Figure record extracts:
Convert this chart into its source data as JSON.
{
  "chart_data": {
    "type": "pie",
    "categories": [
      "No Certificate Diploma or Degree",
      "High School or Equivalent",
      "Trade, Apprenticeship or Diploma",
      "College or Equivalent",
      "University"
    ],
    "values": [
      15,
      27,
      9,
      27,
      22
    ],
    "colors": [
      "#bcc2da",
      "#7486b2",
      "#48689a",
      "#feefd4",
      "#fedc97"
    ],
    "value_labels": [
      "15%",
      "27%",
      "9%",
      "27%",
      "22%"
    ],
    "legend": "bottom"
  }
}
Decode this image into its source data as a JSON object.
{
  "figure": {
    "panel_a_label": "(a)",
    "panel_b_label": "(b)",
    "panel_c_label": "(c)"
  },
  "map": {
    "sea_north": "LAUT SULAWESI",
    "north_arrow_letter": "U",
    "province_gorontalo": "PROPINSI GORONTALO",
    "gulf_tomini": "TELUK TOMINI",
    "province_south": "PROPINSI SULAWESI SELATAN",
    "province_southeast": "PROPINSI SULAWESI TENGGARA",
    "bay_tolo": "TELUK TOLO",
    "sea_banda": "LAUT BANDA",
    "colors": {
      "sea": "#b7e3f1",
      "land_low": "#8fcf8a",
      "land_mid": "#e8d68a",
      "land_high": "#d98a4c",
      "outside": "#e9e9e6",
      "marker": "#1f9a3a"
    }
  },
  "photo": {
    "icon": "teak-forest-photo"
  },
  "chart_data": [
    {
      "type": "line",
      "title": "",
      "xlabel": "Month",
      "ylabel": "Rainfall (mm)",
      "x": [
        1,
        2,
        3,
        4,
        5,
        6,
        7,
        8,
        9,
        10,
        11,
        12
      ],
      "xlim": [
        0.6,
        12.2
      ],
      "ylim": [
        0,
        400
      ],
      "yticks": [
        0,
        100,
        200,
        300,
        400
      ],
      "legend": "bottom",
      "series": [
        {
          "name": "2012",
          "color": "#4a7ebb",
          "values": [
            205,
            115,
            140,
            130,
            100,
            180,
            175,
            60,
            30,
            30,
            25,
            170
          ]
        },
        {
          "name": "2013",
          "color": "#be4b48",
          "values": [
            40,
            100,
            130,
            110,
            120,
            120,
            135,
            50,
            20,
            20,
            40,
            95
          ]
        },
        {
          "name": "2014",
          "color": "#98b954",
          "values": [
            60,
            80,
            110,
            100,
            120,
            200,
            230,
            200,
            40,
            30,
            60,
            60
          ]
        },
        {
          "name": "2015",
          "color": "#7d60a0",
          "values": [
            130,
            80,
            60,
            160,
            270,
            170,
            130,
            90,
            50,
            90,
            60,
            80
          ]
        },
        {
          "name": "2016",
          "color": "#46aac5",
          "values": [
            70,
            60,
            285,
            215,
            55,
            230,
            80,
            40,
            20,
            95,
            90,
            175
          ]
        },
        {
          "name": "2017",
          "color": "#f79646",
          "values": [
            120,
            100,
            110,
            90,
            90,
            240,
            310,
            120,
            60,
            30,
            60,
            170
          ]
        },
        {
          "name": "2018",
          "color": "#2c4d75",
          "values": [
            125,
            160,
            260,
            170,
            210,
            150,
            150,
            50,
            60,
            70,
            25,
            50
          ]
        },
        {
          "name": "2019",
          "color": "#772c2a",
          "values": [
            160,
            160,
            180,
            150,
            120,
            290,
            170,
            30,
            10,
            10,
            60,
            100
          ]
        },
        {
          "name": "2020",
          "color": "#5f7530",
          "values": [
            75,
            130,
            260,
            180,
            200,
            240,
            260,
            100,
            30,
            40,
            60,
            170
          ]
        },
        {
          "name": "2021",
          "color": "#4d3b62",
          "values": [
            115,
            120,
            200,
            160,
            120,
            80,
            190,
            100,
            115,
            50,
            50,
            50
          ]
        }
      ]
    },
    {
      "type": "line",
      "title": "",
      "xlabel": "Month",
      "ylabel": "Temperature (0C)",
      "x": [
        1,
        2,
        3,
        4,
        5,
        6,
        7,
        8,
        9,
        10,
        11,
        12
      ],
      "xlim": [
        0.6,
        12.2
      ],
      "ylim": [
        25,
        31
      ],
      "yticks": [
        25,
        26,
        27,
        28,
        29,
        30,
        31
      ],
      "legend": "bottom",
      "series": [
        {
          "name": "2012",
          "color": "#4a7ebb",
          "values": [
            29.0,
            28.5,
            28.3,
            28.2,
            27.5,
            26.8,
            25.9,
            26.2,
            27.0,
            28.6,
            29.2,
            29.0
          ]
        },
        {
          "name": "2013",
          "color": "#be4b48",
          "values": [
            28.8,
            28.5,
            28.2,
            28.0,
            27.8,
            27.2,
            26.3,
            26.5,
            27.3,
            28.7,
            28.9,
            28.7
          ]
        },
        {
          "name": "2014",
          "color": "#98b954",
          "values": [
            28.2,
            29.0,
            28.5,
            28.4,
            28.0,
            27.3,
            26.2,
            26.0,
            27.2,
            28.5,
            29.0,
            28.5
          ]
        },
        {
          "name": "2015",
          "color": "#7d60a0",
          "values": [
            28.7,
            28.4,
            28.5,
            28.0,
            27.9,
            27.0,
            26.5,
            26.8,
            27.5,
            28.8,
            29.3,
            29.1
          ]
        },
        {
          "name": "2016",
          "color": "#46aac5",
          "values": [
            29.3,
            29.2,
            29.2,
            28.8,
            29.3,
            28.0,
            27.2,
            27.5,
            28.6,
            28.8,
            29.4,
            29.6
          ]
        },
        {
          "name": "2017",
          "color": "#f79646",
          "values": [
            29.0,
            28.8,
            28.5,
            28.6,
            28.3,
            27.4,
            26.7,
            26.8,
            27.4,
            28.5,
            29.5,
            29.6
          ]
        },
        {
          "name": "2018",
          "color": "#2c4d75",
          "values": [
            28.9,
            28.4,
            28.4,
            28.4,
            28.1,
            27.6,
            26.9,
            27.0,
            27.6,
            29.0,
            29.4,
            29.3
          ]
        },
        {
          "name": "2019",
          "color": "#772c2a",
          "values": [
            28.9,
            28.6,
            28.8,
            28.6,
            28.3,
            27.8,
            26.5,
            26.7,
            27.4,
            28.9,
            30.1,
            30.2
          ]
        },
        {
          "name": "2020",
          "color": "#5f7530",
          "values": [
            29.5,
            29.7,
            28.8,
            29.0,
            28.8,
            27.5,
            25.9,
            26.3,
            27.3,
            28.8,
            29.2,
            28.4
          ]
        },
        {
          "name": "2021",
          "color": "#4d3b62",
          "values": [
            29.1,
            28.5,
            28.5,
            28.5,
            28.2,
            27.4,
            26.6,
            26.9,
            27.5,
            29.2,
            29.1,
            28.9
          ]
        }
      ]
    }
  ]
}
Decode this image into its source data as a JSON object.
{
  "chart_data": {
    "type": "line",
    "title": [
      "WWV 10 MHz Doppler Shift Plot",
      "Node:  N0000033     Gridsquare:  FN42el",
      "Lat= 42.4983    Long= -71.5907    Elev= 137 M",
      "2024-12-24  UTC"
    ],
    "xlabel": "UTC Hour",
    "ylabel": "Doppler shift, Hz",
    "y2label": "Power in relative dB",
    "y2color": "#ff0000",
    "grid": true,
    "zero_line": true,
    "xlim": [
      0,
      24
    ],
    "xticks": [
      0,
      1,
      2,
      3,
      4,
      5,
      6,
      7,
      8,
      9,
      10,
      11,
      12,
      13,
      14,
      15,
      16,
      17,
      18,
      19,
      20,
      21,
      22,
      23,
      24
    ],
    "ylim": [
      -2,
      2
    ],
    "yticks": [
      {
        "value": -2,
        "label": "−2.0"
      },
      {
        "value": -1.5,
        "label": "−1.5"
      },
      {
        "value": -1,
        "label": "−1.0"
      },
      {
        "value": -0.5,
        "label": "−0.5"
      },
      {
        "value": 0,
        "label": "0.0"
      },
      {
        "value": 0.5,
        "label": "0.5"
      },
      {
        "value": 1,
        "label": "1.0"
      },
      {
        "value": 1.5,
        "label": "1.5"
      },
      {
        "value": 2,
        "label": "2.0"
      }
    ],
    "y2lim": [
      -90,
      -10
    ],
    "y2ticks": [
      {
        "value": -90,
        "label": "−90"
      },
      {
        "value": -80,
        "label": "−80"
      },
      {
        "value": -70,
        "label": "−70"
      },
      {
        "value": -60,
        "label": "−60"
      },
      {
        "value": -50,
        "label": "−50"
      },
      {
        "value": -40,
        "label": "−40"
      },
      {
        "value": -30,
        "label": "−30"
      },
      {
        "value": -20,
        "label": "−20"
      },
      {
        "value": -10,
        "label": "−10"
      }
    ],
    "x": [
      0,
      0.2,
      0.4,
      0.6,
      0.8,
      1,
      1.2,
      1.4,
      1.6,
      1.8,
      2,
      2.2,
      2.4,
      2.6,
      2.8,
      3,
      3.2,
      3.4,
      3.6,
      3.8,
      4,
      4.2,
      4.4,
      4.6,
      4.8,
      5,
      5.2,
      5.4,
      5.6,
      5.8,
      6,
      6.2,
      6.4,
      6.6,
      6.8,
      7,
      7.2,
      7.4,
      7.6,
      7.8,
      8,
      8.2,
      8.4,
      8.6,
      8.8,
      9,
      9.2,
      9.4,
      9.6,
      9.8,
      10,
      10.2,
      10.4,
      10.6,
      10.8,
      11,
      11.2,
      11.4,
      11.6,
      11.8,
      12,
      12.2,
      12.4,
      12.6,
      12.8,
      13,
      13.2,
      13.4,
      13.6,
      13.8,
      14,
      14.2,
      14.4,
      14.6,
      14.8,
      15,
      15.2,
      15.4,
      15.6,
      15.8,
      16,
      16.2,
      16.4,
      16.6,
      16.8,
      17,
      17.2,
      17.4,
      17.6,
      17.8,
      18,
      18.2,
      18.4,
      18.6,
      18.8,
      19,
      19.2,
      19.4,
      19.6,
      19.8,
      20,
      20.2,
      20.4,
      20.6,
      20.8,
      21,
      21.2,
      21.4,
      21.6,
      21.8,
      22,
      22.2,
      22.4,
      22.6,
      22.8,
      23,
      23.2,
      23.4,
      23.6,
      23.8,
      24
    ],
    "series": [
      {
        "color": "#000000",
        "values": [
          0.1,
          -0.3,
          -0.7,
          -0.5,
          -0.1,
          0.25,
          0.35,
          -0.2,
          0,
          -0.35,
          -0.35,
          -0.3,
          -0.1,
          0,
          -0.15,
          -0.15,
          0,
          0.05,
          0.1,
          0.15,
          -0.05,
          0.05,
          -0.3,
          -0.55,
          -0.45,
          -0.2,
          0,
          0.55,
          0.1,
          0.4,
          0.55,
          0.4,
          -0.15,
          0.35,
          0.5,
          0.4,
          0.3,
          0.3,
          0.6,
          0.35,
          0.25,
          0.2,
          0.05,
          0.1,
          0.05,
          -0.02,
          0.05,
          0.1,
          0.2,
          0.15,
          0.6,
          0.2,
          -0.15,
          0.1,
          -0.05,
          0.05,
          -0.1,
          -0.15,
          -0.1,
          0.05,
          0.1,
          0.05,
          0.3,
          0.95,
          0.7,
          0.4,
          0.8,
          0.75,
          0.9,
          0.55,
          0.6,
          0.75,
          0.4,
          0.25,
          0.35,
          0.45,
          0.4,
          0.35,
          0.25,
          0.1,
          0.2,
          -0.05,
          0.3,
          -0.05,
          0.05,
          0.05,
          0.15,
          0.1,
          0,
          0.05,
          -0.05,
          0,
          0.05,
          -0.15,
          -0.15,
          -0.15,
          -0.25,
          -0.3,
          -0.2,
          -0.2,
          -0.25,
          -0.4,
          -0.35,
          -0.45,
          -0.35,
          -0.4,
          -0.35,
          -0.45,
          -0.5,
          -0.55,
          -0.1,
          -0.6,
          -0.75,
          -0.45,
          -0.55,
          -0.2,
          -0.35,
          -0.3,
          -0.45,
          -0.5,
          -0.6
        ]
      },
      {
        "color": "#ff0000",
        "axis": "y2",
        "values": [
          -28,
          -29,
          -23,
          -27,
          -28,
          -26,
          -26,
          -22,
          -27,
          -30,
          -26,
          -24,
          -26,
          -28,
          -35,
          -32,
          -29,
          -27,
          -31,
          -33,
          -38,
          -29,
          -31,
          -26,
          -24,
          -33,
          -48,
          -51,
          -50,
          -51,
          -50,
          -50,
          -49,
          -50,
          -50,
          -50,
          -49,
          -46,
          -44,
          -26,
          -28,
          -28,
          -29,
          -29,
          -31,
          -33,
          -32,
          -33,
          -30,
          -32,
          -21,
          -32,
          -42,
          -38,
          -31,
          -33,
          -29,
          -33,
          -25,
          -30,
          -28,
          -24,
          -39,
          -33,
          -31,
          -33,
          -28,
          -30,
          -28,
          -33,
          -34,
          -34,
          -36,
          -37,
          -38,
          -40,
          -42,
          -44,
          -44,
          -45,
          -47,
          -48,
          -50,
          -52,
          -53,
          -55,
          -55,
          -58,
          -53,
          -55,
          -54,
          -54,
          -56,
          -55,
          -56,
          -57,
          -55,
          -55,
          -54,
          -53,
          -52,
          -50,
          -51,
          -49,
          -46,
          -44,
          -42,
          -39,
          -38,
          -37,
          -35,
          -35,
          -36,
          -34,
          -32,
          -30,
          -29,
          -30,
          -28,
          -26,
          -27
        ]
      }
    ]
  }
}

**Description of the task**.
Above are the records. Identify each line that contains the word "type".

**Task response**.
    "type": "pie",
      "type": "line",
      "type": "line",
    "type": "line",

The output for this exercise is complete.